PROBLEM TO SOLVE:
Leave out the pictures and copy each record below exactly.

--

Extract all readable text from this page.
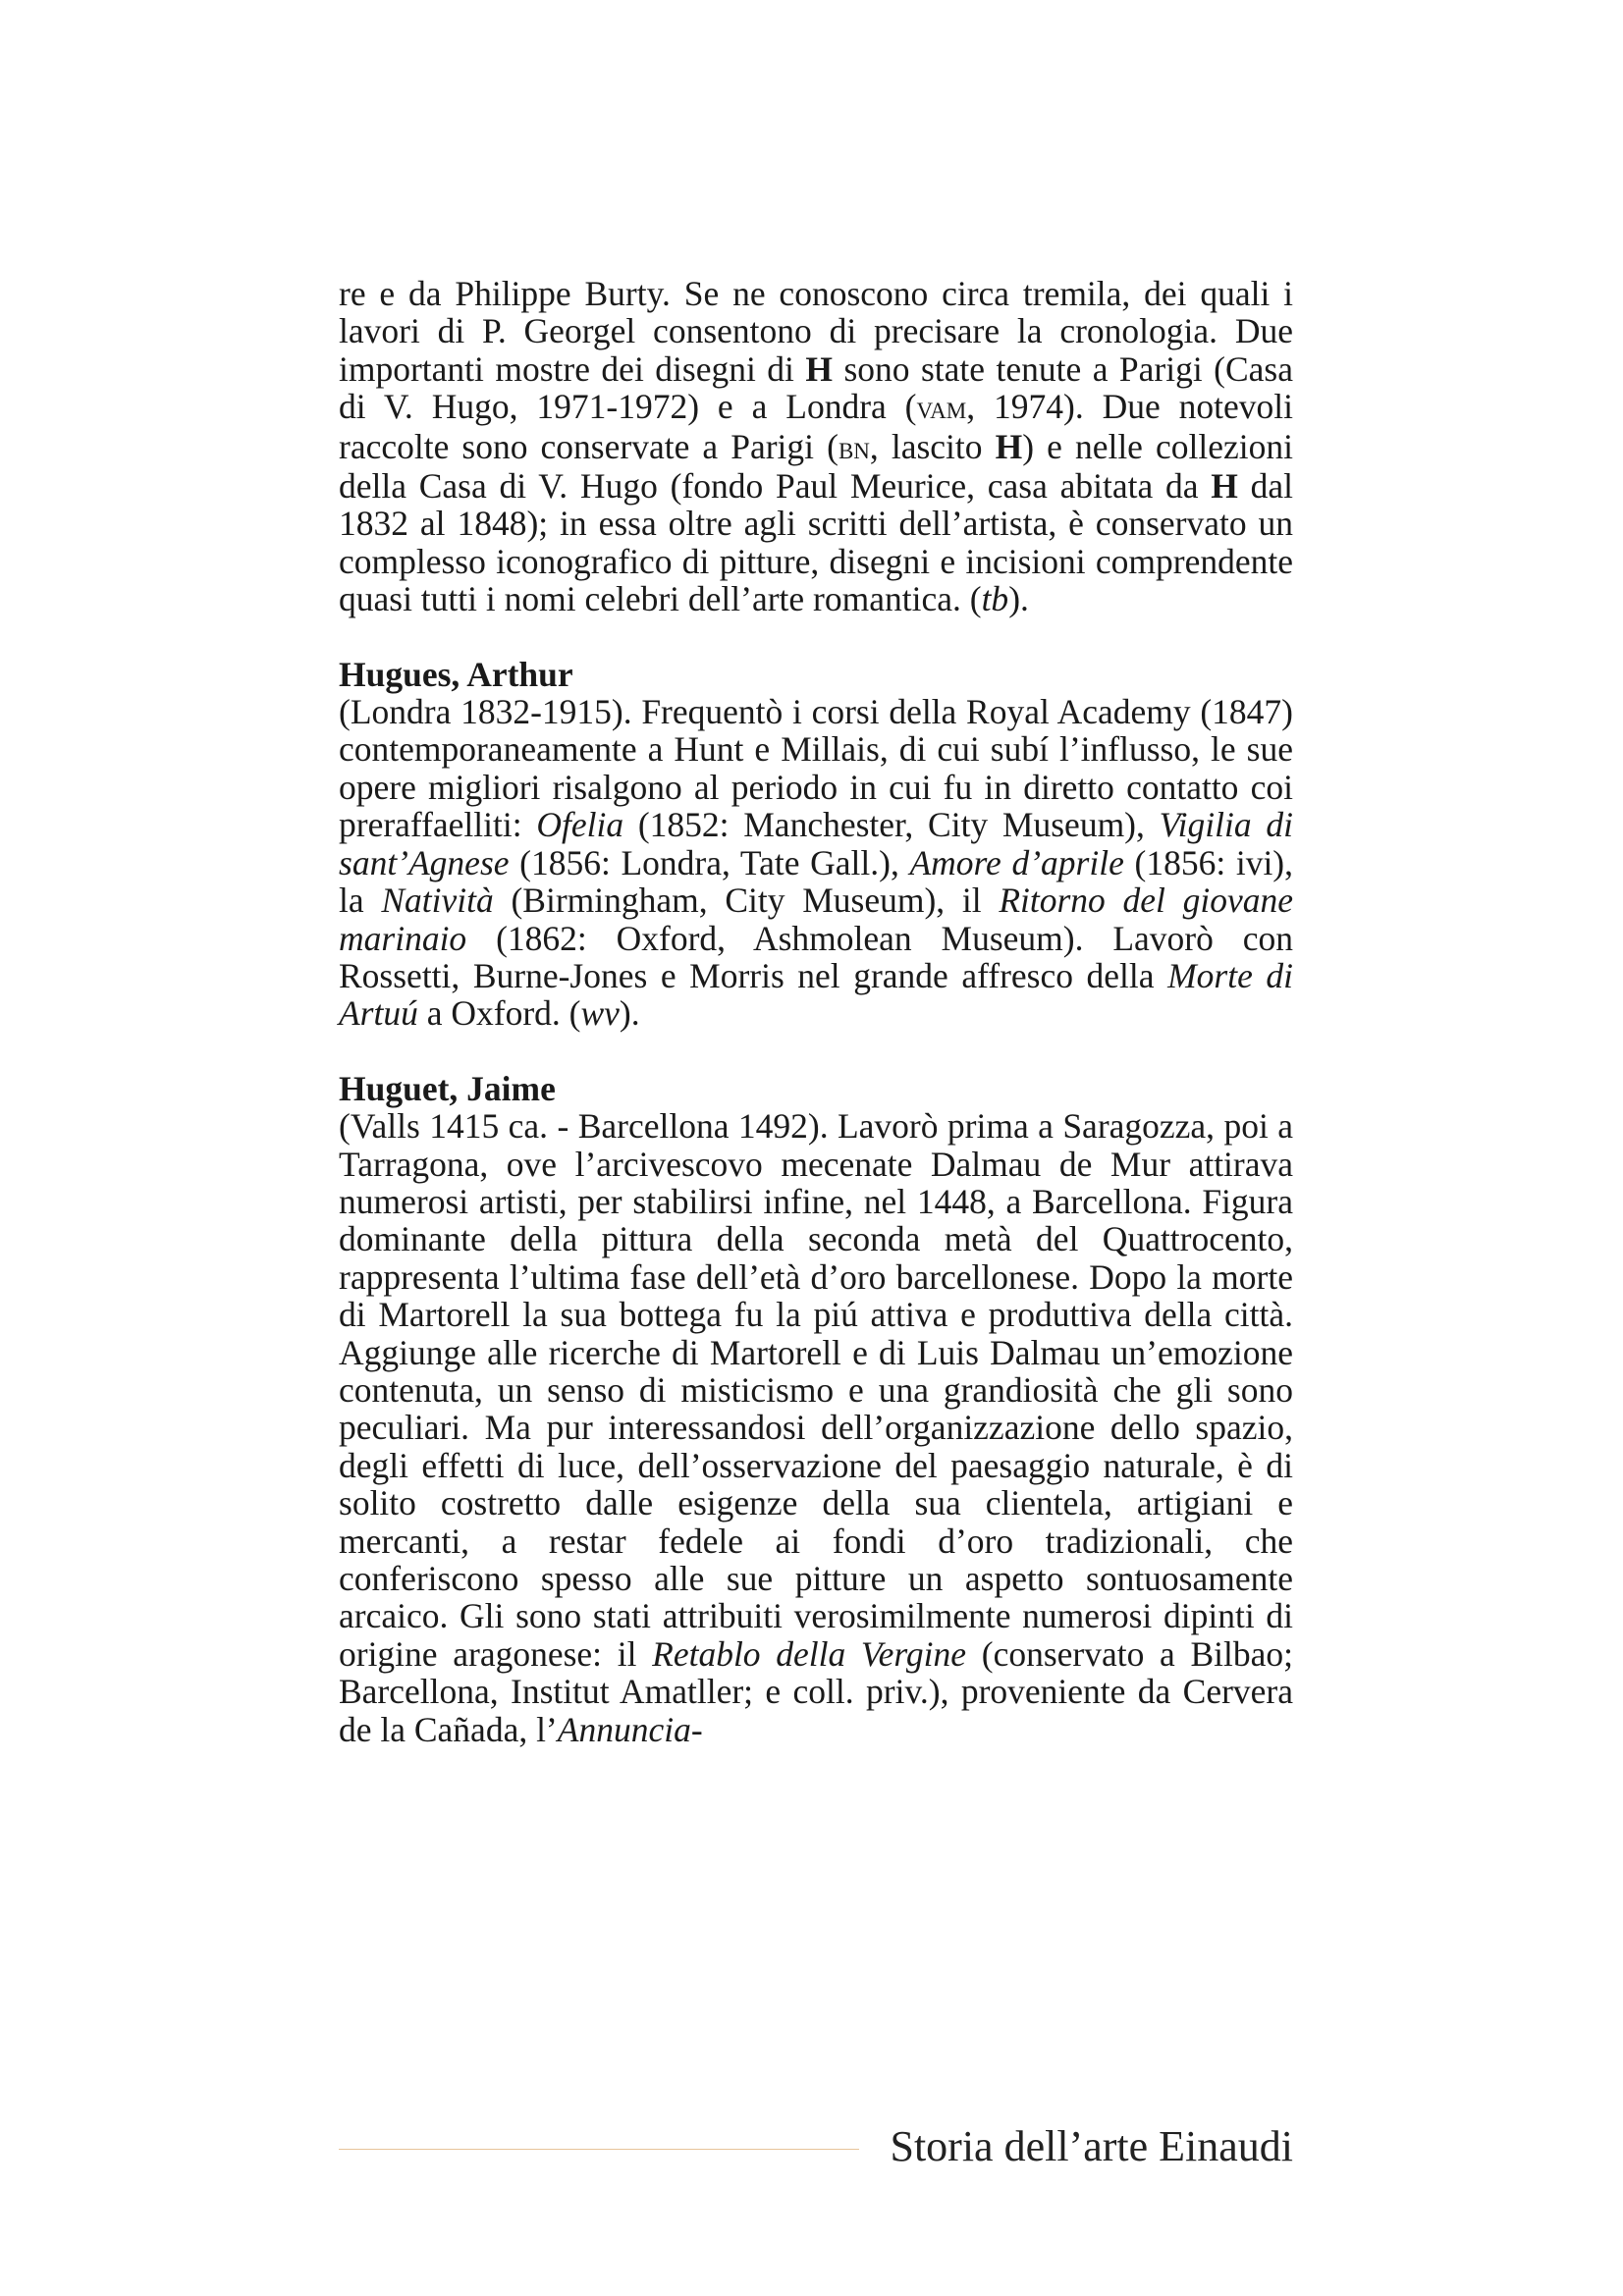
re e da Philippe Burty. Se ne conoscono circa tremila, dei quali i lavori di P. Georgel consentono di precisare la cronologia. Due importanti mostre dei disegni di H sono state tenute a Parigi (Casa di V. Hugo, 1971-1972) e a Londra (vam, 1974). Due notevoli raccolte sono conservate a Parigi (bn, lascito H) e nelle collezioni della Casa di V. Hugo (fondo Paul Meurice, casa abitata da H dal 1832 al 1848); in essa oltre agli scritti dell’artista, è conservato un complesso iconografico di pitture, disegni e incisioni comprendente quasi tutti i nomi celebri dell’arte romantica. (tb).

Hugues, Arthur

(Londra 1832-1915). Frequentò i corsi della Royal Academy (1847) contemporaneamente a Hunt e Millais, di cui subí l’influsso, le sue opere migliori risalgono al periodo in cui fu in diretto contatto coi preraffaelliti: Ofelia (1852: Manchester, City Museum), Vigilia di sant’Agnese (1856: Londra, Tate Gall.), Amore d’aprile (1856: ivi), la Natività (Birmingham, City Museum), il Ritorno del giovane marinaio (1862: Oxford, Ashmolean Museum). Lavorò con Rossetti, Burne-Jones e Morris nel grande affresco della Morte di Artuú a Oxford. (wv).

Huguet, Jaime

(Valls 1415 ca. - Barcellona 1492). Lavorò prima a Saragozza, poi a Tarragona, ove l’arcivescovo mecenate Dalmau de Mur attirava numerosi artisti, per stabilirsi infine, nel 1448, a Barcellona. Figura dominante della pittura della seconda metà del Quattrocento, rappresenta l’ultima fase dell’età d’oro barcellonese. Dopo la morte di Martorell la sua bottega fu la piú attiva e produttiva della città. Aggiunge alle ricerche di Martorell e di Luis Dalmau un’emozione contenuta, un senso di misticismo e una grandiosità che gli sono peculiari. Ma pur interessandosi dell’organizzazione dello spazio, degli effetti di luce, dell’osservazione del paesaggio naturale, è di solito costretto dalle esigenze della sua clientela, artigiani e mercanti, a restar fedele ai fondi d’oro tradizionali, che conferiscono spesso alle sue pitture un aspetto sontuosamente arcaico. Gli sono stati attribuiti verosimilmente numerosi dipinti di origine aragonese: il Retablo della Vergine (conservato a Bilbao; Barcellona, Institut Amatller; e coll. priv.), proveniente da Cervera de la Cañada, l’Annuncia-

Storia dell’arte Einaudi
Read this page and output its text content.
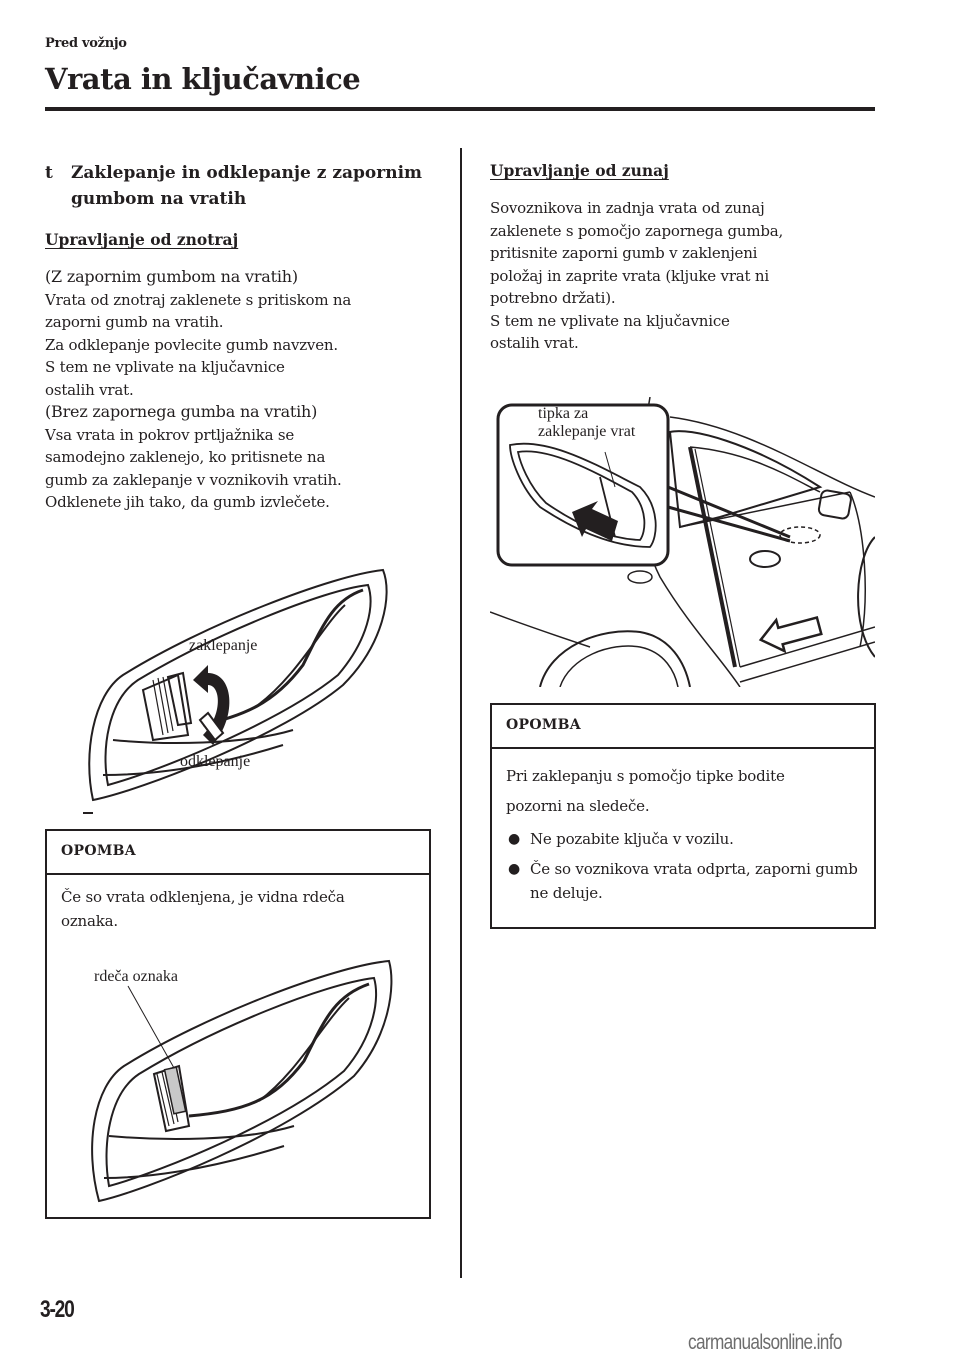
Pred vožnjo
Vrata in ključavnice
t Zaklepanje in odklepanje z zapornim gumbom na vratih
Upravljanje od znotraj

(Z zapornim gumbom na vratih)

Vrata od znotraj zaklenete s pritiskom na

zaporni gumb na vratih.

Za odklepanje povlecite gumb navzven.

S tem ne vplivate na ključavnice

ostalih vrat.

(Brez zapornega gumba na vratih)

Vsa vrata in pokrov prtljažnika se

samodejno zaklenejo, ko pritisnete na

gumb za zaklepanje v voznikovih vratih.

Odklenete jih tako, da gumb izvlečete.

zaklepanje
odklepanje
OPOMBA

Če so vrata odklenjena, je vidna rdeča

oznaka.

rdeča oznaka
Upravljanje od zunaj

Sovoznikova in zadnja vrata od zunaj

zaklenete s pomočjo zapornega gumba,

pritisnite zaporni gumb v zaklenjeni

položaj in zaprite vrata (kljuke vrat ni

potrebno držati).

S tem ne vplivate na ključavnice

ostalih vrat.

tipka za
zaklepanje vrat
OPOMBA

Pri zaklepanju s pomočjo tipke bodite

pozorni na sledeče.

● Ne pozabite ključa v vozilu.
● Če so voznikova vrata odprta, zaporni gumb ne deluje.
3-20
carmanualsonline.info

--

REPLY:
Extract all readable text from this page.
re e da Philippe Burty. Se ne conoscono circa tremila, dei quali i lavori di P. Georgel consentono di precisare la cronologia. Due importanti mostre dei disegni di H sono state tenute a Parigi (Casa di V. Hugo, 1971-1972) e a Londra (vam, 1974). Due notevoli raccolte sono conservate a Parigi (bn, lascito H) e nelle collezioni della Casa di V. Hugo (fondo Paul Meurice, casa abitata da H dal 1832 al 1848); in essa oltre agli scritti dell’artista, è conservato un complesso iconografico di pitture, disegni e incisioni comprendente quasi tutti i nomi celebri dell’arte romantica. (tb).

Hugues, Arthur

(Londra 1832-1915). Frequentò i corsi della Royal Academy (1847) contemporaneamente a Hunt e Millais, di cui subí l’influsso, le sue opere migliori risalgono al periodo in cui fu in diretto contatto coi preraffaelliti: Ofelia (1852: Manchester, City Museum), Vigilia di sant’Agnese (1856: Londra, Tate Gall.), Amore d’aprile (1856: ivi), la Natività (Birmingham, City Museum), il Ritorno del giovane marinaio (1862: Oxford, Ashmolean Museum). Lavorò con Rossetti, Burne-Jones e Morris nel grande affresco della Morte di Artuú a Oxford. (wv).

Huguet, Jaime

(Valls 1415 ca. - Barcellona 1492). Lavorò prima a Saragozza, poi a Tarragona, ove l’arcivescovo mecenate Dalmau de Mur attirava numerosi artisti, per stabilirsi infine, nel 1448, a Barcellona. Figura dominante della pittura della seconda metà del Quattrocento, rappresenta l’ultima fase dell’età d’oro barcellonese. Dopo la morte di Martorell la sua bottega fu la piú attiva e produttiva della città. Aggiunge alle ricerche di Martorell e di Luis Dalmau un’emozione contenuta, un senso di misticismo e una grandiosità che gli sono peculiari. Ma pur interessandosi dell’organizzazione dello spazio, degli effetti di luce, dell’osservazione del paesaggio naturale, è di solito costretto dalle esigenze della sua clientela, artigiani e mercanti, a restar fedele ai fondi d’oro tradizionali, che conferiscono spesso alle sue pitture un aspetto sontuosamente arcaico. Gli sono stati attribuiti verosimilmente numerosi dipinti di origine aragonese: il Retablo della Vergine (conservato a Bilbao; Barcellona, Institut Amatller; e coll. priv.), proveniente da Cervera de la Cañada, l’Annuncia-

Storia dell’arte Einaudi
Read this page and output its text content.
Pred vožnjo
Vrata in ključavnice
t Zaklepanje in odklepanje z zapornim gumbom na vratih
Upravljanje od znotraj

(Z zapornim gumbom na vratih)

Vrata od znotraj zaklenete s pritiskom na

zaporni gumb na vratih.

Za odklepanje povlecite gumb navzven.

S tem ne vplivate na ključavnice

ostalih vrat.

(Brez zapornega gumba na vratih)

Vsa vrata in pokrov prtljažnika se

samodejno zaklenejo, ko pritisnete na

gumb za zaklepanje v voznikovih vratih.

Odklenete jih tako, da gumb izvlečete.

zaklepanje
odklepanje
OPOMBA

Če so vrata odklenjena, je vidna rdeča

oznaka.

rdeča oznaka
Upravljanje od zunaj

Sovoznikova in zadnja vrata od zunaj

zaklenete s pomočjo zapornega gumba,

pritisnite zaporni gumb v zaklenjeni

položaj in zaprite vrata (kljuke vrat ni

potrebno držati).

S tem ne vplivate na ključavnice

ostalih vrat.

tipka za
zaklepanje vrat
OPOMBA

Pri zaklepanju s pomočjo tipke bodite

pozorni na sledeče.

● Ne pozabite ključa v vozilu.
● Če so voznikova vrata odprta, zaporni gumb ne deluje.
3-20
carmanualsonline.info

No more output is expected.